## SET EXERCISE
Set out each line from the following listing that includes the word "upload".

## RECORDED INFORMATION
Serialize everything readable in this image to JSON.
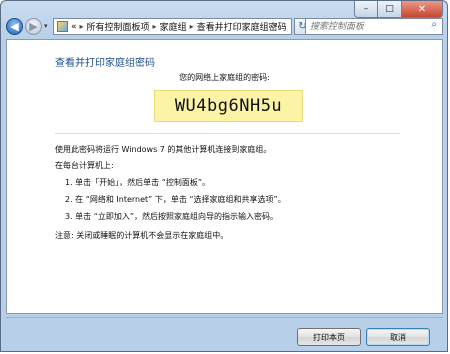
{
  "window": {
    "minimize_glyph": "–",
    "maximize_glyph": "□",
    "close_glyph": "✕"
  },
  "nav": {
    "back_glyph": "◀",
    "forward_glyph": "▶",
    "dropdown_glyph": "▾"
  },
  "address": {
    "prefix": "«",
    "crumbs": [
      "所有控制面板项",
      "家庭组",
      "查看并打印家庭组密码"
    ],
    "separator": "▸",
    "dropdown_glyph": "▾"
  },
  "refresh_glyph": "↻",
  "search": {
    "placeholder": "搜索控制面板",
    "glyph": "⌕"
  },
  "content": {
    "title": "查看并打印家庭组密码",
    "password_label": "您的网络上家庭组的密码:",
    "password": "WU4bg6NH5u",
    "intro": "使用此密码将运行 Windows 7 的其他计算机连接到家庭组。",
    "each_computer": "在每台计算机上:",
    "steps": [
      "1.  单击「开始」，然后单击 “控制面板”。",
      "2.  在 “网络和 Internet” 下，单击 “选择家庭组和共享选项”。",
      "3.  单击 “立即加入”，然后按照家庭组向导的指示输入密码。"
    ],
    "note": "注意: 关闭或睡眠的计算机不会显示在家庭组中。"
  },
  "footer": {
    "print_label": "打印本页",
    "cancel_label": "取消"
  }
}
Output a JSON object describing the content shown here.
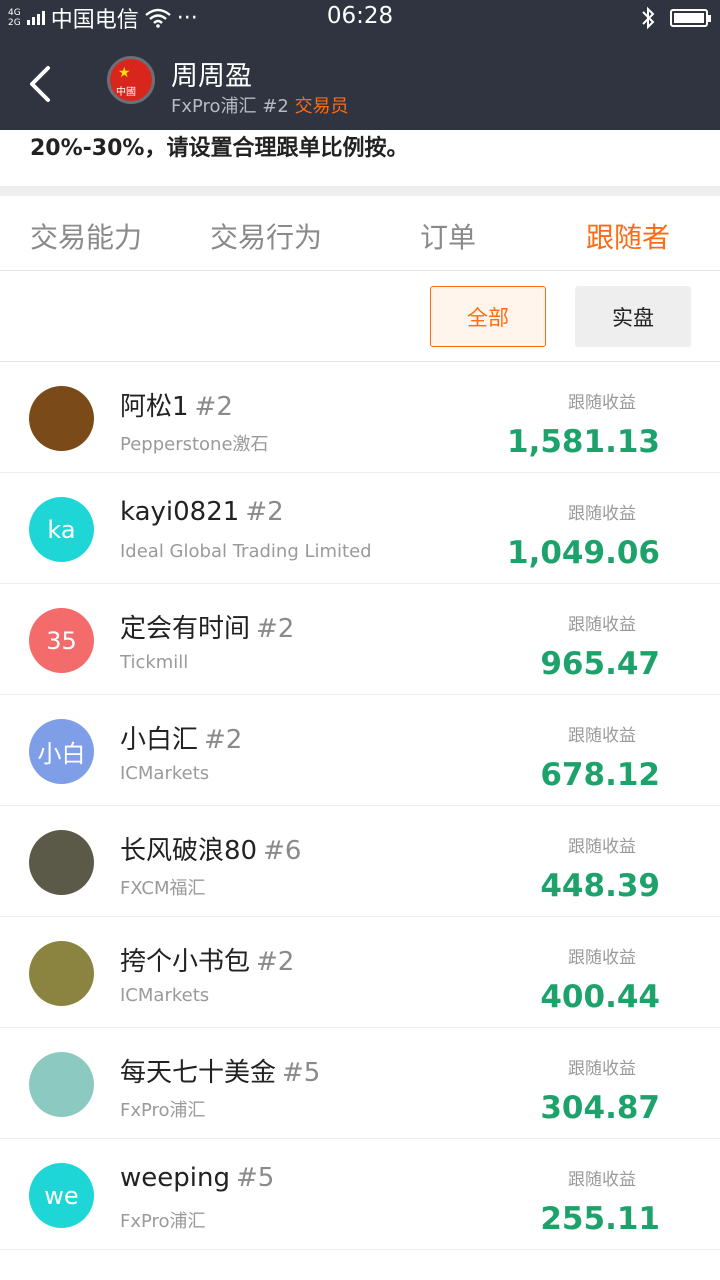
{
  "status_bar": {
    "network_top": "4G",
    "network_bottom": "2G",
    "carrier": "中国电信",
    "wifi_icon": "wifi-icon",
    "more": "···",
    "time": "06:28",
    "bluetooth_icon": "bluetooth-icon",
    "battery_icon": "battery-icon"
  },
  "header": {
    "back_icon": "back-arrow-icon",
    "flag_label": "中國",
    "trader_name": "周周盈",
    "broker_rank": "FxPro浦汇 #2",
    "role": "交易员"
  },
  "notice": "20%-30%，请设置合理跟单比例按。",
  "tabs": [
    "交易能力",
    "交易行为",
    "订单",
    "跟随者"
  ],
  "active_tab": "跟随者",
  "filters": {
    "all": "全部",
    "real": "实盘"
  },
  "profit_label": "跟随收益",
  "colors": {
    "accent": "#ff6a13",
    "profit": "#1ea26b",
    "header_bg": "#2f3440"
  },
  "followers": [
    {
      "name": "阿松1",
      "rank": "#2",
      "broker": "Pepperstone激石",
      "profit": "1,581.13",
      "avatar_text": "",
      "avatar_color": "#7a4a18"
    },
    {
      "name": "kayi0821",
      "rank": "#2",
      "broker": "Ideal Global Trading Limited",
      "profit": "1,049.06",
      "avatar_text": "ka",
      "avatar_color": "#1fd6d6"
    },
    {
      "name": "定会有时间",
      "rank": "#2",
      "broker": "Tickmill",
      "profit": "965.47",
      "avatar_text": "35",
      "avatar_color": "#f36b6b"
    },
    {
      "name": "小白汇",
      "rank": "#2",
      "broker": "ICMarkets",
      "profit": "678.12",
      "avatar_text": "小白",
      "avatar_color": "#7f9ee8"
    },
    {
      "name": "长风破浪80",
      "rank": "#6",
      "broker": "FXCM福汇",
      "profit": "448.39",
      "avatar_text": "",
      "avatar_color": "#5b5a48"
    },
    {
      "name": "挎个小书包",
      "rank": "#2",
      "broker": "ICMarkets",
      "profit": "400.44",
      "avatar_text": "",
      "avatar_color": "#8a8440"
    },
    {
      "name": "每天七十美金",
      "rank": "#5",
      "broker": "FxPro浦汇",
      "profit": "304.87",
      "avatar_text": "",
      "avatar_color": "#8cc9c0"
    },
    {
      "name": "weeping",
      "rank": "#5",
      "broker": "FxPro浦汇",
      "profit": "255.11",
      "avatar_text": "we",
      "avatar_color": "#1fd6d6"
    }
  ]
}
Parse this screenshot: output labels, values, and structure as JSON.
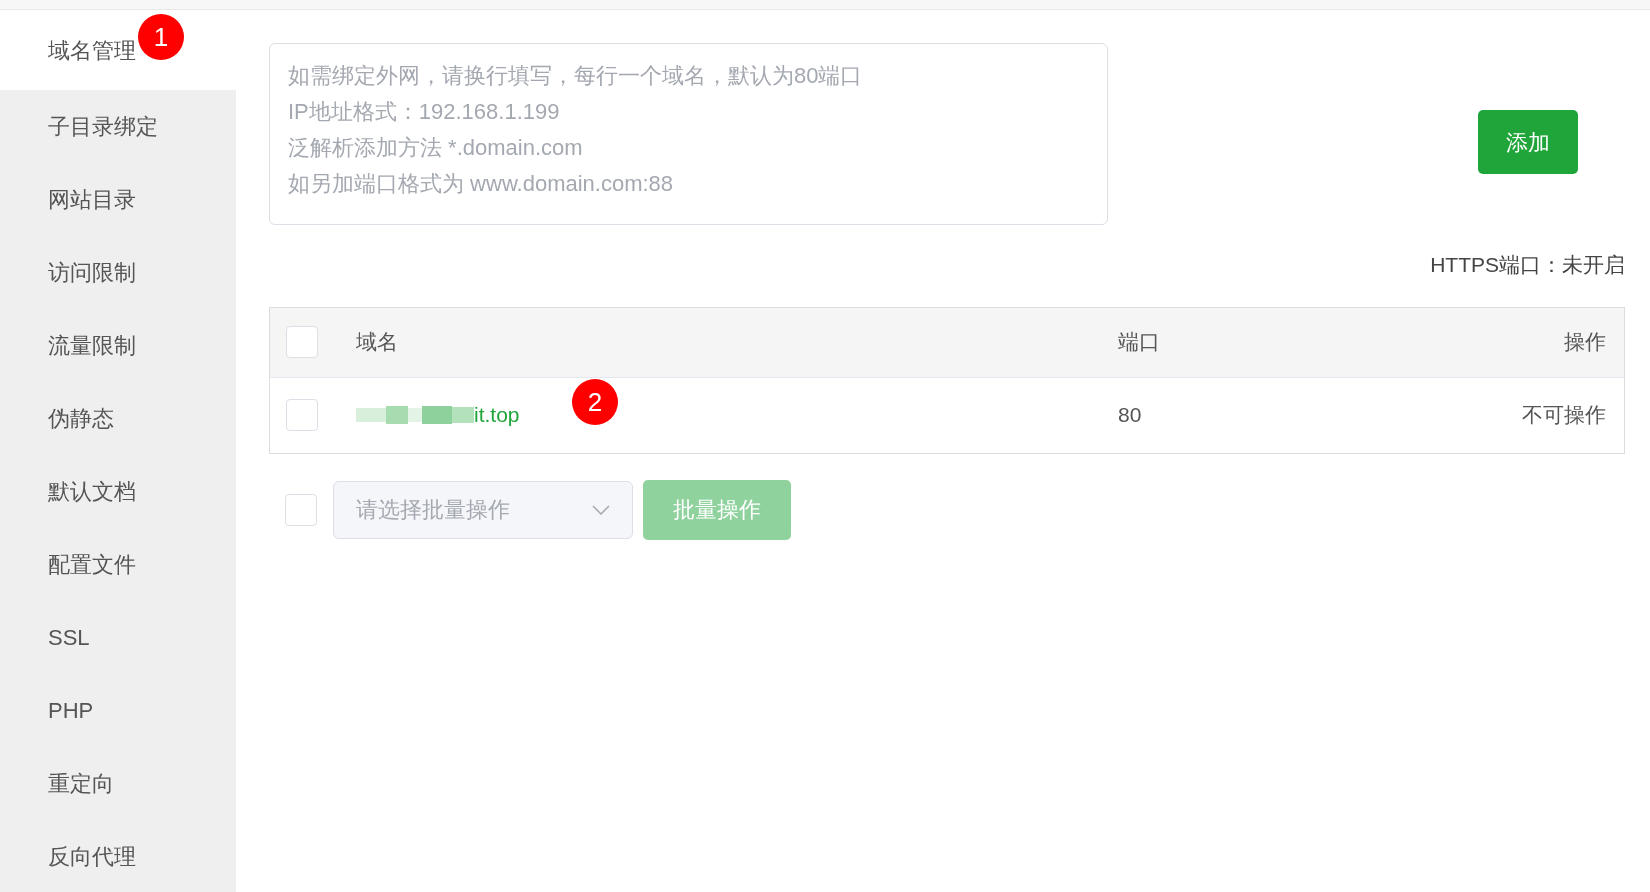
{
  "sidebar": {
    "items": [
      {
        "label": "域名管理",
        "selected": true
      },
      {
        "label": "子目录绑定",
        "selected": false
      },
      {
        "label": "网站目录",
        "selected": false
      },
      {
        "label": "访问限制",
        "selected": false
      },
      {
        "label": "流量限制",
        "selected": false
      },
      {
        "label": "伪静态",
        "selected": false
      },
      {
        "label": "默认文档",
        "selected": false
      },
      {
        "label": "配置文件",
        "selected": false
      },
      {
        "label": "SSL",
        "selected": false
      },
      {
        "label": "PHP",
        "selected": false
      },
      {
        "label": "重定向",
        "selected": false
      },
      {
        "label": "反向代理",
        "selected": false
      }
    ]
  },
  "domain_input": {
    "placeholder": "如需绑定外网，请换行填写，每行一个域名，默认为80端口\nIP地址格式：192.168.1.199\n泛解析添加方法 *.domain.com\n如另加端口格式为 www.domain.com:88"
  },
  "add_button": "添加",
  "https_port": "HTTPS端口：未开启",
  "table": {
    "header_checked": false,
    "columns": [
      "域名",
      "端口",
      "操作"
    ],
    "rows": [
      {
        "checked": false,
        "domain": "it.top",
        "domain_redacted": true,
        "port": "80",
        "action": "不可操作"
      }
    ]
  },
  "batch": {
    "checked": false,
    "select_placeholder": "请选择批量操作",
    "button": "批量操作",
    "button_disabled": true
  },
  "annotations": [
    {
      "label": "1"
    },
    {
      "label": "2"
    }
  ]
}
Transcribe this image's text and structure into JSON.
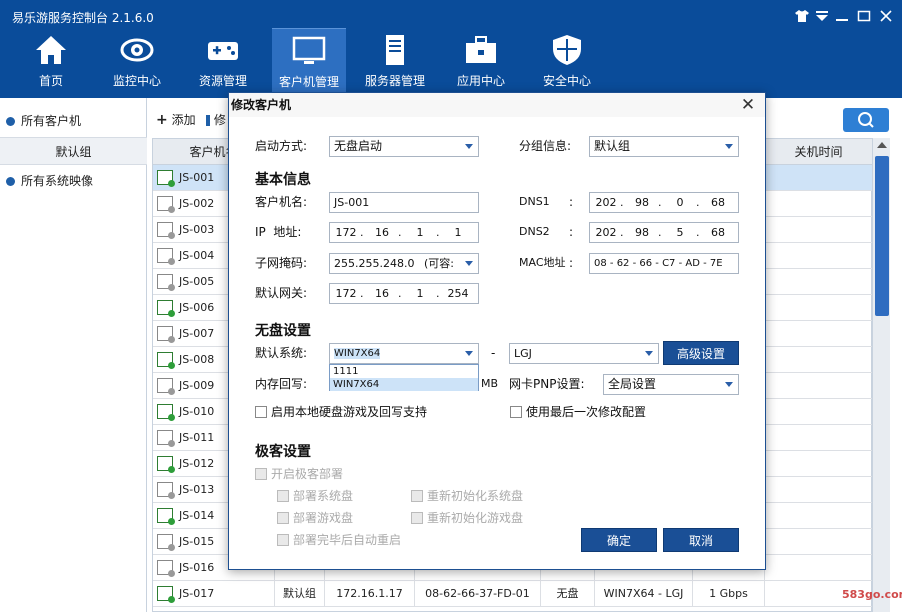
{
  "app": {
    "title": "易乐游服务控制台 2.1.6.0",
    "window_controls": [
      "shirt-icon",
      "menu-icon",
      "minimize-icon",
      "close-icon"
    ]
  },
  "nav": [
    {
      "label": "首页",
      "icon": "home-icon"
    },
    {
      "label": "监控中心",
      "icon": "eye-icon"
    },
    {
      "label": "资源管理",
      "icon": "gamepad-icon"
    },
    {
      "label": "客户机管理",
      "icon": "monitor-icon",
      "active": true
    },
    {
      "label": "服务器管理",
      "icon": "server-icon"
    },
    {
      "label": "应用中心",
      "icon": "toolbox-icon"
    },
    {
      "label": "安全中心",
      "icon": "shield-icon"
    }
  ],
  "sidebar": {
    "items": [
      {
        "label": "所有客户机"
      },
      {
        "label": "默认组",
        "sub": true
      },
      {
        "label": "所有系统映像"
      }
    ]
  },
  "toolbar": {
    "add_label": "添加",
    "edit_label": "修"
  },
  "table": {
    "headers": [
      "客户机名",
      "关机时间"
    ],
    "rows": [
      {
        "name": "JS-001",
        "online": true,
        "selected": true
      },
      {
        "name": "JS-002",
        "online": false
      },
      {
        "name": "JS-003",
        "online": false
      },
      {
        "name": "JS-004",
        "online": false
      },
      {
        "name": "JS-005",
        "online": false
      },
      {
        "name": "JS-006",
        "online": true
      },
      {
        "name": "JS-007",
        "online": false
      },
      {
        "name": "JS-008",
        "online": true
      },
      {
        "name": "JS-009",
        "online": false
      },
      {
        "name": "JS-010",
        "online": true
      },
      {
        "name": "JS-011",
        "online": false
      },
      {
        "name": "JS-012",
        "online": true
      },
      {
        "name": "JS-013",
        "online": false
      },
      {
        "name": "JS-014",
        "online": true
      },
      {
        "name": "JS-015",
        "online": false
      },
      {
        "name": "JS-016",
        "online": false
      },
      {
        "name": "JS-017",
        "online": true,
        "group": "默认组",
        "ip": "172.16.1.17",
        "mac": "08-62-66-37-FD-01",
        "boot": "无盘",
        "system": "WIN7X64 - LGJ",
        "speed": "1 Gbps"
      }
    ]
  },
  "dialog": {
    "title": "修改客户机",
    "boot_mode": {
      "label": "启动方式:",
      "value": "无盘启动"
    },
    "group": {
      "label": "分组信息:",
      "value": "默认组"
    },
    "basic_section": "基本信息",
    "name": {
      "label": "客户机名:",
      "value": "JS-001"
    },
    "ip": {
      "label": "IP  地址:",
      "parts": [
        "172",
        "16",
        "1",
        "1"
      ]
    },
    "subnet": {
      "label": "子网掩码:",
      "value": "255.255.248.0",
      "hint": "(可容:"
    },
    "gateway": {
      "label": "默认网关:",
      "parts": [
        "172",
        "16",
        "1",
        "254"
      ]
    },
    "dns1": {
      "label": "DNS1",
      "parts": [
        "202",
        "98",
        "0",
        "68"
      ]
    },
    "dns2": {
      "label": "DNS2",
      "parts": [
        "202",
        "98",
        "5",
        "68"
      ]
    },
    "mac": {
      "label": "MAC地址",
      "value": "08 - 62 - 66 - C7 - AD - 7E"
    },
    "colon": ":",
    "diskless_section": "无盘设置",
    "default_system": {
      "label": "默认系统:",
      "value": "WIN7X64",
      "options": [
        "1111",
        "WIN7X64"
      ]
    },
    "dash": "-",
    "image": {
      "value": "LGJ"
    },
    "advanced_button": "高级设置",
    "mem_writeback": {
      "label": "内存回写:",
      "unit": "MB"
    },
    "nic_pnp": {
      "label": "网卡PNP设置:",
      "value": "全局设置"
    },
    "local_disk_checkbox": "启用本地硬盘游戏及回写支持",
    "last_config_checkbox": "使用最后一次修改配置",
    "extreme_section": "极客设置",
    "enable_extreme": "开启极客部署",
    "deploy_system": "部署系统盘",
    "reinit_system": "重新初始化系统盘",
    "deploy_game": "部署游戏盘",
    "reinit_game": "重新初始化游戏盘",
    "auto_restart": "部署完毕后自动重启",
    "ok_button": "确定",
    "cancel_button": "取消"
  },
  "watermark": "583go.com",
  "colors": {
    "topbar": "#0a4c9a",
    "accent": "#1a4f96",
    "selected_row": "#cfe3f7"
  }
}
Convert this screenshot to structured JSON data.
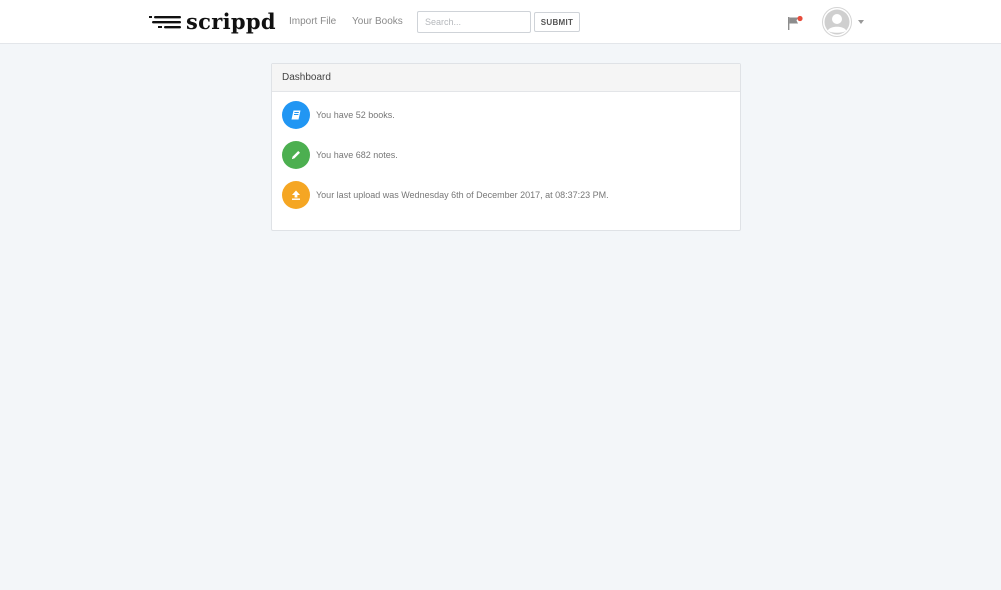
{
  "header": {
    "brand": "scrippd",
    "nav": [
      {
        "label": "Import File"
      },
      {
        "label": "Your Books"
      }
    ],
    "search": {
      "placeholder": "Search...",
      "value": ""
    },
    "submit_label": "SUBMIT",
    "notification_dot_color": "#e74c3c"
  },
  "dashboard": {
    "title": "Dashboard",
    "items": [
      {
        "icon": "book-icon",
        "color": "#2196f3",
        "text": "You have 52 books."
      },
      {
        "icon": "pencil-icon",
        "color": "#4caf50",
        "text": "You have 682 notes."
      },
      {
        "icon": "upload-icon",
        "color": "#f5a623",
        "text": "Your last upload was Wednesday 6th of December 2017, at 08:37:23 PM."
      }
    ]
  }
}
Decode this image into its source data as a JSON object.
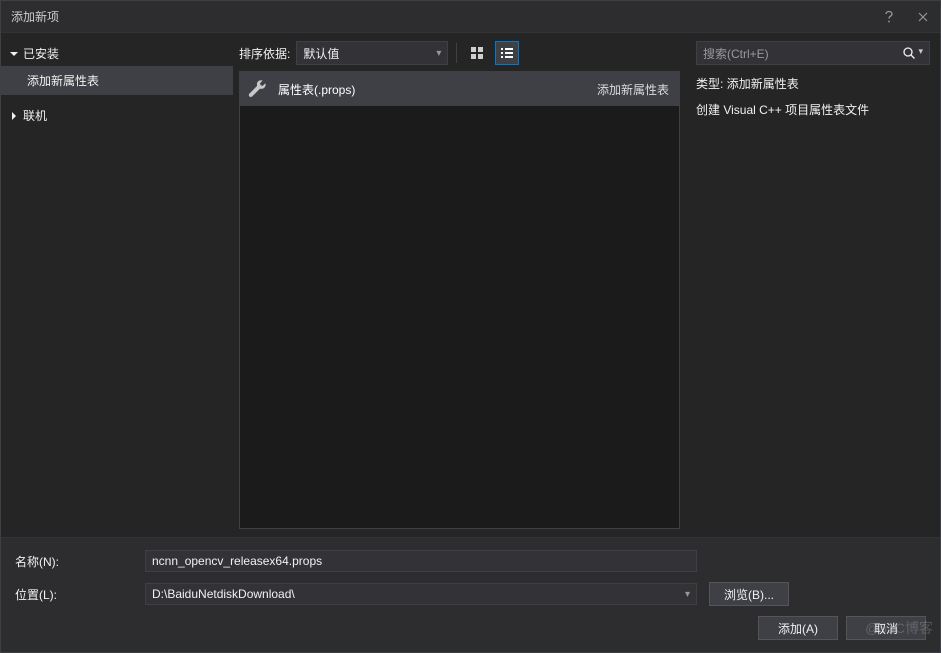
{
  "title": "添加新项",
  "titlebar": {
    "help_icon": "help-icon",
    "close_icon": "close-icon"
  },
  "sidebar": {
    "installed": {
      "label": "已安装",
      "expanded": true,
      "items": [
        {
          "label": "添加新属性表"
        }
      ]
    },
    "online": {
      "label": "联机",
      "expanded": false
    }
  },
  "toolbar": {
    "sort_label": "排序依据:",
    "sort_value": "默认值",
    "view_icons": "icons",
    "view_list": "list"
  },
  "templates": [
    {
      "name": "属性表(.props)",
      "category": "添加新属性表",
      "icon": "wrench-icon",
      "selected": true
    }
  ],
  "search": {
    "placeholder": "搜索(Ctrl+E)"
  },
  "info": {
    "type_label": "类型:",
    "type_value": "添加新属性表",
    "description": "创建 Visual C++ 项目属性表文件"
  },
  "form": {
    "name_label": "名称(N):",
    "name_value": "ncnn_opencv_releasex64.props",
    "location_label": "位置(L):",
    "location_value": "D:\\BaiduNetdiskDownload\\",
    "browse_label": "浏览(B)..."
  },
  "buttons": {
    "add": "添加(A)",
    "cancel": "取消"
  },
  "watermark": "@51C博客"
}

## OUTPUT OF THE EXERCISE
        "icon": "upload-icon",
        "text": "Your last upload was Wednesday 6th of December 2017, at 08:37:23 PM."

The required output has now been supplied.